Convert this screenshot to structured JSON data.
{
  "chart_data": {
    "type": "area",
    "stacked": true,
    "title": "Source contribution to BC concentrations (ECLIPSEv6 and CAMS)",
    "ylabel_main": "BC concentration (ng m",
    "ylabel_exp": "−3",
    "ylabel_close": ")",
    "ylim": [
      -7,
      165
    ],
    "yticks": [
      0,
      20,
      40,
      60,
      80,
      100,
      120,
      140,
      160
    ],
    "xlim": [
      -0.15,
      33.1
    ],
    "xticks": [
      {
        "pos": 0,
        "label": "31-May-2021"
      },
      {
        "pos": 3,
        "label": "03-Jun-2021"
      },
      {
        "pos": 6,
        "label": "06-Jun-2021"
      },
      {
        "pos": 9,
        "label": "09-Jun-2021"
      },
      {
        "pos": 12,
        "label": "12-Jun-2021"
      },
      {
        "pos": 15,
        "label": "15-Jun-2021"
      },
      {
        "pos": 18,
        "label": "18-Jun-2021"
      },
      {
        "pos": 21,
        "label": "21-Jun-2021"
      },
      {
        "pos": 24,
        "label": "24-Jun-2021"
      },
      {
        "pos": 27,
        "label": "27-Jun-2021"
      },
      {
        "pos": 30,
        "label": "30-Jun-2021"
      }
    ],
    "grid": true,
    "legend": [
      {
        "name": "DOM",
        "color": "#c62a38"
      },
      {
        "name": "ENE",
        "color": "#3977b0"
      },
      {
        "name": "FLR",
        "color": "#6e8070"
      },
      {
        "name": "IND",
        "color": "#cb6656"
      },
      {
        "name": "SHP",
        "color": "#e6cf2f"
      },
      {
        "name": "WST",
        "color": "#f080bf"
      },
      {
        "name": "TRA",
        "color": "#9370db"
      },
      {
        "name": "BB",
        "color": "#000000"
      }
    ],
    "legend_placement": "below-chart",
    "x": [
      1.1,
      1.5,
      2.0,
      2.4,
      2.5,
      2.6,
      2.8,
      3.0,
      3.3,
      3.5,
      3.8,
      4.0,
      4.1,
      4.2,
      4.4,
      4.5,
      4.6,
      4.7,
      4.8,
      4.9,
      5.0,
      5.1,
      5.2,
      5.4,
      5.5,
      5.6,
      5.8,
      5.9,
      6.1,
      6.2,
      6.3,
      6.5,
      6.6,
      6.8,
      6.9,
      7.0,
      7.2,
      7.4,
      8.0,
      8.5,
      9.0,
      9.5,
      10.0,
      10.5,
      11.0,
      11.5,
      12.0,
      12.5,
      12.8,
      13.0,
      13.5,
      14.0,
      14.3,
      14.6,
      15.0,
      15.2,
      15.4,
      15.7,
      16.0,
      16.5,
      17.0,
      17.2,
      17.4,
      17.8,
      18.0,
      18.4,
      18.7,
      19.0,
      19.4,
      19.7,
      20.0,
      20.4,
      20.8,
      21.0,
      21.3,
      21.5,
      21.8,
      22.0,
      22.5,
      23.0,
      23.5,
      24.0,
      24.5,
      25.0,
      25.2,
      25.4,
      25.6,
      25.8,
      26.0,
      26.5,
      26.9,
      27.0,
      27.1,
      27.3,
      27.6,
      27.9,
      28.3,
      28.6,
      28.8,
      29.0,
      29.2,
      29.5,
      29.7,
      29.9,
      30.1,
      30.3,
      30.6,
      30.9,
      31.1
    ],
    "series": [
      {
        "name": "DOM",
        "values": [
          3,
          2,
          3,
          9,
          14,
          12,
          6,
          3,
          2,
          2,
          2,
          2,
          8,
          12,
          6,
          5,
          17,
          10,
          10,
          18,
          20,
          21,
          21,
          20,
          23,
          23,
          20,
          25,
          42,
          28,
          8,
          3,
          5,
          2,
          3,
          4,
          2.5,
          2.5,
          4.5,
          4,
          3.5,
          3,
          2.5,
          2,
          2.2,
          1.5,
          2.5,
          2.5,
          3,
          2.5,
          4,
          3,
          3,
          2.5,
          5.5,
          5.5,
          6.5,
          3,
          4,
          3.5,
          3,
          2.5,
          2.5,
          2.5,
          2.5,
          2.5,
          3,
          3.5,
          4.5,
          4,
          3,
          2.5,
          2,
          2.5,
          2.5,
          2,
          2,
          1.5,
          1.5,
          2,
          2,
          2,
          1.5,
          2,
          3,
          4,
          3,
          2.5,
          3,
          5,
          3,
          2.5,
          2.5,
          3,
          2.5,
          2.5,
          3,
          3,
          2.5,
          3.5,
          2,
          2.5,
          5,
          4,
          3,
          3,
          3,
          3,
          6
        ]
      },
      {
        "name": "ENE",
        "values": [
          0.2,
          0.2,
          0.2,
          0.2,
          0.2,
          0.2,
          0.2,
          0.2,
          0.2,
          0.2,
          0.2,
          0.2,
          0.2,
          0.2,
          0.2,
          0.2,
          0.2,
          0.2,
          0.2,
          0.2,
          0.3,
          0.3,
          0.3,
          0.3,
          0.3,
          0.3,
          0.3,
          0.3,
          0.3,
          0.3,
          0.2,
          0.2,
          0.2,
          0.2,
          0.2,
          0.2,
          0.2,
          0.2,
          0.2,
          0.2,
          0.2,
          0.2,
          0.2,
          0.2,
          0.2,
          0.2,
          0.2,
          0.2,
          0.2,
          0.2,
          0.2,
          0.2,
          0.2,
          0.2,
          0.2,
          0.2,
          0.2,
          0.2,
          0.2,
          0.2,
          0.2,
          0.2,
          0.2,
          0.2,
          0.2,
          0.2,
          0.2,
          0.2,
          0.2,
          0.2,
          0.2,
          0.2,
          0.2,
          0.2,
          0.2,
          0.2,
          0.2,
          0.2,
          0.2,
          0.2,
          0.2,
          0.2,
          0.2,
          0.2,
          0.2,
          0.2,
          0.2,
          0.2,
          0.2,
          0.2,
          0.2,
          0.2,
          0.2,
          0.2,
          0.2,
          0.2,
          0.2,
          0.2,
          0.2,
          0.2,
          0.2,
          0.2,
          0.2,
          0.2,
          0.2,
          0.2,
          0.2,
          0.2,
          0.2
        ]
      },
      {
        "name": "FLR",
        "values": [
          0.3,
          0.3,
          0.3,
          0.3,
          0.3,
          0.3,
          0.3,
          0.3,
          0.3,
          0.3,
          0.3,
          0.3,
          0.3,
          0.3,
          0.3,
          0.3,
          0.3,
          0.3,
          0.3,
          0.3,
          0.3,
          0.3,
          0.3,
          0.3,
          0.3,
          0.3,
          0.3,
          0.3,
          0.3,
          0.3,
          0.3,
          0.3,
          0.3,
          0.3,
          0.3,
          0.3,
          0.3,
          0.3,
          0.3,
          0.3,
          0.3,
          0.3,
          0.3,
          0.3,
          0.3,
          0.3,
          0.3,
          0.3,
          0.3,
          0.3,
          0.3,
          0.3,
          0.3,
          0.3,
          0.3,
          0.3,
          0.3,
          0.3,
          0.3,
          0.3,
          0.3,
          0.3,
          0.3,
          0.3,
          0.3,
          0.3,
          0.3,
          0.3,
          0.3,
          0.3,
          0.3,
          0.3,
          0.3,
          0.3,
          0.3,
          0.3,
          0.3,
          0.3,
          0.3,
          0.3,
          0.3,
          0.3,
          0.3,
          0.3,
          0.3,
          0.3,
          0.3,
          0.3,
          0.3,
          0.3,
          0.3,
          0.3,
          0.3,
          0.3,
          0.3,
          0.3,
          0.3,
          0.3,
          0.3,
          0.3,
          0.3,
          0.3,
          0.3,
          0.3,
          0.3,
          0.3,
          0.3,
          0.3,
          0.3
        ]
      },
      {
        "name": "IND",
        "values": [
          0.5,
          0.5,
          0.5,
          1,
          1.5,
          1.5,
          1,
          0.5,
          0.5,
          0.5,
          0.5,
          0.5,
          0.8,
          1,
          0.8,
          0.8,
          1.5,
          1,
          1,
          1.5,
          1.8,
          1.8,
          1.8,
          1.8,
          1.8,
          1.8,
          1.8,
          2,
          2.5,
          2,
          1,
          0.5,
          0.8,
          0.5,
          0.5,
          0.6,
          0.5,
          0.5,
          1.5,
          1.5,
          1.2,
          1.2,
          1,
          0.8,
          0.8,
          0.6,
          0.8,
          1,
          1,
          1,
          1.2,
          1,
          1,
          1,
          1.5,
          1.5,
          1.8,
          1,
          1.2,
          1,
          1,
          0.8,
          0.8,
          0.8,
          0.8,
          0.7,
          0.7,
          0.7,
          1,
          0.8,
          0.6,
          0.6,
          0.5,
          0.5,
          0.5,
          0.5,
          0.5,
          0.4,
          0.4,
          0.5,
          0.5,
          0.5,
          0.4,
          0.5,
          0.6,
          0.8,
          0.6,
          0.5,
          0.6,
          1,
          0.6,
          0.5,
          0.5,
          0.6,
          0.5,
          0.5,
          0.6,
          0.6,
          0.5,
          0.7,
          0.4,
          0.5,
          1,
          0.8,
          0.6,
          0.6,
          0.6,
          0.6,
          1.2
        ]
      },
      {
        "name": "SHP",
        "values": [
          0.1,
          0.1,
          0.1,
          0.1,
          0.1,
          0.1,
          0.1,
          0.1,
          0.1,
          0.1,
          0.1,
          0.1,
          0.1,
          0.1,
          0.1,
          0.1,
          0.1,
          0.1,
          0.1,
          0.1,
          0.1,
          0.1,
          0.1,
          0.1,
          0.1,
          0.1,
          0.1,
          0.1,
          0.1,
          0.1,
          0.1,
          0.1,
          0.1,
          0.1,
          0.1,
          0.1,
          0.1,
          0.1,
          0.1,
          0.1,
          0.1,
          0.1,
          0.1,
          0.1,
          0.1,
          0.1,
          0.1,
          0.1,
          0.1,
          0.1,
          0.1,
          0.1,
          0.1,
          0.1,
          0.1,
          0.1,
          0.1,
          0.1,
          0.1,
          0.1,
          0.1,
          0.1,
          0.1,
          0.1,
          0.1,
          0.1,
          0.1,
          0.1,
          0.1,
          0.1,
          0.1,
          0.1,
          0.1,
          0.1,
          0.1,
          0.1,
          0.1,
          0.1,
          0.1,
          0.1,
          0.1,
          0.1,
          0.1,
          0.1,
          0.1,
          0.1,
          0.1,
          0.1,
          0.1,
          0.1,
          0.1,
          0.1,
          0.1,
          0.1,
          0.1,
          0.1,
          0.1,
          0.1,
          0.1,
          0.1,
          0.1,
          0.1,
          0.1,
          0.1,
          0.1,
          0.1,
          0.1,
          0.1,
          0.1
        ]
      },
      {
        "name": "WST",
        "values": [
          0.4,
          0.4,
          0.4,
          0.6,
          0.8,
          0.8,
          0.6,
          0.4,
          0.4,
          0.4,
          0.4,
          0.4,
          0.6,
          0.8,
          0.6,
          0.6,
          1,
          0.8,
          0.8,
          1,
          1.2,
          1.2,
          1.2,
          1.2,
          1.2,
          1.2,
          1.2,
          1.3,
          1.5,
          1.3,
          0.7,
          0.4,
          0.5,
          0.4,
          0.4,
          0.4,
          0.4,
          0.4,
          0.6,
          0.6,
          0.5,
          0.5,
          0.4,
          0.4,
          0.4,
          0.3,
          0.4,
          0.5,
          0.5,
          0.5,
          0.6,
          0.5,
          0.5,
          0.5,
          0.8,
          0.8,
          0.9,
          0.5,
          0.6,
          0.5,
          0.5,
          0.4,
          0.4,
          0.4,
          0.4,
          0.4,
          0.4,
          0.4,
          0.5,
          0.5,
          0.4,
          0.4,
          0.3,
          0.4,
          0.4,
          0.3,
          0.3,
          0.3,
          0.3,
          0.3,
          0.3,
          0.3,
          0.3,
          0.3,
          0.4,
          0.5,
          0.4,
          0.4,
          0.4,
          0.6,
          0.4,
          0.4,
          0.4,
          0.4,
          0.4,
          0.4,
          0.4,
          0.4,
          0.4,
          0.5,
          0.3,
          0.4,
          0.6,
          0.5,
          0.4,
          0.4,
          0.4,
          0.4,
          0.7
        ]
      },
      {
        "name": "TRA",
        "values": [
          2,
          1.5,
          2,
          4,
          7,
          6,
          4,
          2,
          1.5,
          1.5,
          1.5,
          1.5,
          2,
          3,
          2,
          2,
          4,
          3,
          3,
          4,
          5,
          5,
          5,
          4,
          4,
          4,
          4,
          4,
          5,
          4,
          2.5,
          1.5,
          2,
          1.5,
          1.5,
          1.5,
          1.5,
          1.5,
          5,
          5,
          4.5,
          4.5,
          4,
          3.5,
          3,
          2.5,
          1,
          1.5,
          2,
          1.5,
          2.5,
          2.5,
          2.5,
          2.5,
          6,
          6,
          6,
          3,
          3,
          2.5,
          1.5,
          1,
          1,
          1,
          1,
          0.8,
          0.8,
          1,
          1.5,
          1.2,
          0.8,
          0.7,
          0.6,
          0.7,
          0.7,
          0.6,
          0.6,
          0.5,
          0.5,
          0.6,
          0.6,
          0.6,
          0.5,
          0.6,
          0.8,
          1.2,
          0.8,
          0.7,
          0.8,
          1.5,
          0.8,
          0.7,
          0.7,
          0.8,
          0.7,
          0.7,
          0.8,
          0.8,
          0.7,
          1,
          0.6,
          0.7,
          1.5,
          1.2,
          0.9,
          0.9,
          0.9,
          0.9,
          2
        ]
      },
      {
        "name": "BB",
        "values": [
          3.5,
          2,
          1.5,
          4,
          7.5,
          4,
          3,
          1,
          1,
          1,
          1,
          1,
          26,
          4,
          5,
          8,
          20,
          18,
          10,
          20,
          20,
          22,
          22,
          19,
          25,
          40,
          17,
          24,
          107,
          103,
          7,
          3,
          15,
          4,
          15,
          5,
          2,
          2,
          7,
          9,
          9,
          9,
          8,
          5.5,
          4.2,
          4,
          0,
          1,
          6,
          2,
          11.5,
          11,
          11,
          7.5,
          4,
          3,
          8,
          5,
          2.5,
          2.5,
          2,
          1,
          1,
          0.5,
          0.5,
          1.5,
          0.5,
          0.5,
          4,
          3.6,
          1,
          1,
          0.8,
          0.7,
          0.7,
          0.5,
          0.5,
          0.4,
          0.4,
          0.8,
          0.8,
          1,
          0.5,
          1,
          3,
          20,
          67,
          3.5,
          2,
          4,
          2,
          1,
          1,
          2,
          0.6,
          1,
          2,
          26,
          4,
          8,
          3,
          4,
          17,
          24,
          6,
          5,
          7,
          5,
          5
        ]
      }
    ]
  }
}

### [GOAL OF THE EXERCISE]
Count each line of the entries that holds the word "color", then state the total and nothing more.

### [SOLUTION TO THE EXERCISE]
8